-- Begin RECORDS FOR THE EXERCISE --
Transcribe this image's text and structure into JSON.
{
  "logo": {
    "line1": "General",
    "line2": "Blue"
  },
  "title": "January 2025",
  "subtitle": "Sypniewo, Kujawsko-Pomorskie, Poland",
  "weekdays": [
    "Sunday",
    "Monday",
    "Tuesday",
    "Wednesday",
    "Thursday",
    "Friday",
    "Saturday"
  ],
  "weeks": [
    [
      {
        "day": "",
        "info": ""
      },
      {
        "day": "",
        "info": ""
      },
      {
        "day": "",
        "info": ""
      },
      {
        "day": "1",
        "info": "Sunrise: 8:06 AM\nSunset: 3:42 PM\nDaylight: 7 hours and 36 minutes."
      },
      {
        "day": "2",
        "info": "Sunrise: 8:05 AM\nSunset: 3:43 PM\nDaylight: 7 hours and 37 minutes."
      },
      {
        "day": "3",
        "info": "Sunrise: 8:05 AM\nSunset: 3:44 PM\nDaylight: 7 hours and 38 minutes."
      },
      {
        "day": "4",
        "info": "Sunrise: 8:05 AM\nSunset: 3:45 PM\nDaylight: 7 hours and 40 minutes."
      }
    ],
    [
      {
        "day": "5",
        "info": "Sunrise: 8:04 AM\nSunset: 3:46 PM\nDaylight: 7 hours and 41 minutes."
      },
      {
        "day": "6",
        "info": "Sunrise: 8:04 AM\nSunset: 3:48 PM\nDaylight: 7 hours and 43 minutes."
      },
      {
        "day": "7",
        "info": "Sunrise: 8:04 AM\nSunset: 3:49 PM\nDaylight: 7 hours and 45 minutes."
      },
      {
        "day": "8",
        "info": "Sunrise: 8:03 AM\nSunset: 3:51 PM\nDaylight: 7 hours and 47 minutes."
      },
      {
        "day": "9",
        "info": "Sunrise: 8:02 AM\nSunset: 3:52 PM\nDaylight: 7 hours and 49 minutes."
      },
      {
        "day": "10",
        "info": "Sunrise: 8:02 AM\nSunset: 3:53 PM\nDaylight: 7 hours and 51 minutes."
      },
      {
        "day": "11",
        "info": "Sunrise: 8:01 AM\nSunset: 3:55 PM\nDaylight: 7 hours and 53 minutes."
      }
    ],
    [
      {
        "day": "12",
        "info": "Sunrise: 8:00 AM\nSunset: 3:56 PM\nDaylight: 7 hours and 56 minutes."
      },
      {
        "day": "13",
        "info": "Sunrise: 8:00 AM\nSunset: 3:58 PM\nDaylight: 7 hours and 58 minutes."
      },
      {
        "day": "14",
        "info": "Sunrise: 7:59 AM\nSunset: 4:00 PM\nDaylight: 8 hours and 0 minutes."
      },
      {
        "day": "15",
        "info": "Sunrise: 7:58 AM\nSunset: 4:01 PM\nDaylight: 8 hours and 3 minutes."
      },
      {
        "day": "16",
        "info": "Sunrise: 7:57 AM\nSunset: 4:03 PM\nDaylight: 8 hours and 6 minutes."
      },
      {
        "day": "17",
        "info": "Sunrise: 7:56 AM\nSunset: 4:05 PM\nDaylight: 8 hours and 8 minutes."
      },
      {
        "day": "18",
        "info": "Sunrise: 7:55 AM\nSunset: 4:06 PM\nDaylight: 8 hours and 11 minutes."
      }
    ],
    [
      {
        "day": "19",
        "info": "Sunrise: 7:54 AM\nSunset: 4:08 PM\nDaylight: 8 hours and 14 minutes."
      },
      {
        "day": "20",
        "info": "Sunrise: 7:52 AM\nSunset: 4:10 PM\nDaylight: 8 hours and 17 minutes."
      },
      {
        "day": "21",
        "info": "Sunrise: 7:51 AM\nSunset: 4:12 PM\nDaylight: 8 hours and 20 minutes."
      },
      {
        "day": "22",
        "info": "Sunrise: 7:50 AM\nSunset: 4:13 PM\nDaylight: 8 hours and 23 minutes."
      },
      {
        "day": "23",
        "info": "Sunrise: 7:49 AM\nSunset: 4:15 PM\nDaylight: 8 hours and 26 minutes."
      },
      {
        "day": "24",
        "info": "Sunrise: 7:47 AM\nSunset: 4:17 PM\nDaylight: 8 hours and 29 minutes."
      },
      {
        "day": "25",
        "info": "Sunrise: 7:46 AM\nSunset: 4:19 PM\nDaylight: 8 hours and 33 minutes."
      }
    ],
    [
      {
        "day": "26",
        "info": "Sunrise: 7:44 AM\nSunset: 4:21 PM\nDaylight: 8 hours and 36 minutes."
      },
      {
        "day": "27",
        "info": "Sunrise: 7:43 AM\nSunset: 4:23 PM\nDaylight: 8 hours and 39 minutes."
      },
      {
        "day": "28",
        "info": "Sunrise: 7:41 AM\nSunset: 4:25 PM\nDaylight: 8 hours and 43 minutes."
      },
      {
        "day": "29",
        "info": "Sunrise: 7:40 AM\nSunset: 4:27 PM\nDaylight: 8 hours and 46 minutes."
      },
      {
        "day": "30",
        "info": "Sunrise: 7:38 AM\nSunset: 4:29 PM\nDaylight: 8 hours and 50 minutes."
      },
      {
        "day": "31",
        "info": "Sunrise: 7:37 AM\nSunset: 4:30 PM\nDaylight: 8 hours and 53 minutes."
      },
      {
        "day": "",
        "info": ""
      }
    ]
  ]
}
-- End RECORDS FOR THE EXERCISE --
**WHAT IS NEEDED**:
Type the whole listing again, unaltered.

**EXPECTED ANSWER**:
Transcribe this image's text and structure into JSON.
{
  "logo": {
    "line1": "General",
    "line2": "Blue"
  },
  "title": "January 2025",
  "subtitle": "Sypniewo, Kujawsko-Pomorskie, Poland",
  "weekdays": [
    "Sunday",
    "Monday",
    "Tuesday",
    "Wednesday",
    "Thursday",
    "Friday",
    "Saturday"
  ],
  "weeks": [
    [
      {
        "day": "",
        "info": ""
      },
      {
        "day": "",
        "info": ""
      },
      {
        "day": "",
        "info": ""
      },
      {
        "day": "1",
        "info": "Sunrise: 8:06 AM\nSunset: 3:42 PM\nDaylight: 7 hours and 36 minutes."
      },
      {
        "day": "2",
        "info": "Sunrise: 8:05 AM\nSunset: 3:43 PM\nDaylight: 7 hours and 37 minutes."
      },
      {
        "day": "3",
        "info": "Sunrise: 8:05 AM\nSunset: 3:44 PM\nDaylight: 7 hours and 38 minutes."
      },
      {
        "day": "4",
        "info": "Sunrise: 8:05 AM\nSunset: 3:45 PM\nDaylight: 7 hours and 40 minutes."
      }
    ],
    [
      {
        "day": "5",
        "info": "Sunrise: 8:04 AM\nSunset: 3:46 PM\nDaylight: 7 hours and 41 minutes."
      },
      {
        "day": "6",
        "info": "Sunrise: 8:04 AM\nSunset: 3:48 PM\nDaylight: 7 hours and 43 minutes."
      },
      {
        "day": "7",
        "info": "Sunrise: 8:04 AM\nSunset: 3:49 PM\nDaylight: 7 hours and 45 minutes."
      },
      {
        "day": "8",
        "info": "Sunrise: 8:03 AM\nSunset: 3:51 PM\nDaylight: 7 hours and 47 minutes."
      },
      {
        "day": "9",
        "info": "Sunrise: 8:02 AM\nSunset: 3:52 PM\nDaylight: 7 hours and 49 minutes."
      },
      {
        "day": "10",
        "info": "Sunrise: 8:02 AM\nSunset: 3:53 PM\nDaylight: 7 hours and 51 minutes."
      },
      {
        "day": "11",
        "info": "Sunrise: 8:01 AM\nSunset: 3:55 PM\nDaylight: 7 hours and 53 minutes."
      }
    ],
    [
      {
        "day": "12",
        "info": "Sunrise: 8:00 AM\nSunset: 3:56 PM\nDaylight: 7 hours and 56 minutes."
      },
      {
        "day": "13",
        "info": "Sunrise: 8:00 AM\nSunset: 3:58 PM\nDaylight: 7 hours and 58 minutes."
      },
      {
        "day": "14",
        "info": "Sunrise: 7:59 AM\nSunset: 4:00 PM\nDaylight: 8 hours and 0 minutes."
      },
      {
        "day": "15",
        "info": "Sunrise: 7:58 AM\nSunset: 4:01 PM\nDaylight: 8 hours and 3 minutes."
      },
      {
        "day": "16",
        "info": "Sunrise: 7:57 AM\nSunset: 4:03 PM\nDaylight: 8 hours and 6 minutes."
      },
      {
        "day": "17",
        "info": "Sunrise: 7:56 AM\nSunset: 4:05 PM\nDaylight: 8 hours and 8 minutes."
      },
      {
        "day": "18",
        "info": "Sunrise: 7:55 AM\nSunset: 4:06 PM\nDaylight: 8 hours and 11 minutes."
      }
    ],
    [
      {
        "day": "19",
        "info": "Sunrise: 7:54 AM\nSunset: 4:08 PM\nDaylight: 8 hours and 14 minutes."
      },
      {
        "day": "20",
        "info": "Sunrise: 7:52 AM\nSunset: 4:10 PM\nDaylight: 8 hours and 17 minutes."
      },
      {
        "day": "21",
        "info": "Sunrise: 7:51 AM\nSunset: 4:12 PM\nDaylight: 8 hours and 20 minutes."
      },
      {
        "day": "22",
        "info": "Sunrise: 7:50 AM\nSunset: 4:13 PM\nDaylight: 8 hours and 23 minutes."
      },
      {
        "day": "23",
        "info": "Sunrise: 7:49 AM\nSunset: 4:15 PM\nDaylight: 8 hours and 26 minutes."
      },
      {
        "day": "24",
        "info": "Sunrise: 7:47 AM\nSunset: 4:17 PM\nDaylight: 8 hours and 29 minutes."
      },
      {
        "day": "25",
        "info": "Sunrise: 7:46 AM\nSunset: 4:19 PM\nDaylight: 8 hours and 33 minutes."
      }
    ],
    [
      {
        "day": "26",
        "info": "Sunrise: 7:44 AM\nSunset: 4:21 PM\nDaylight: 8 hours and 36 minutes."
      },
      {
        "day": "27",
        "info": "Sunrise: 7:43 AM\nSunset: 4:23 PM\nDaylight: 8 hours and 39 minutes."
      },
      {
        "day": "28",
        "info": "Sunrise: 7:41 AM\nSunset: 4:25 PM\nDaylight: 8 hours and 43 minutes."
      },
      {
        "day": "29",
        "info": "Sunrise: 7:40 AM\nSunset: 4:27 PM\nDaylight: 8 hours and 46 minutes."
      },
      {
        "day": "30",
        "info": "Sunrise: 7:38 AM\nSunset: 4:29 PM\nDaylight: 8 hours and 50 minutes."
      },
      {
        "day": "31",
        "info": "Sunrise: 7:37 AM\nSunset: 4:30 PM\nDaylight: 8 hours and 53 minutes."
      },
      {
        "day": "",
        "info": ""
      }
    ]
  ]
}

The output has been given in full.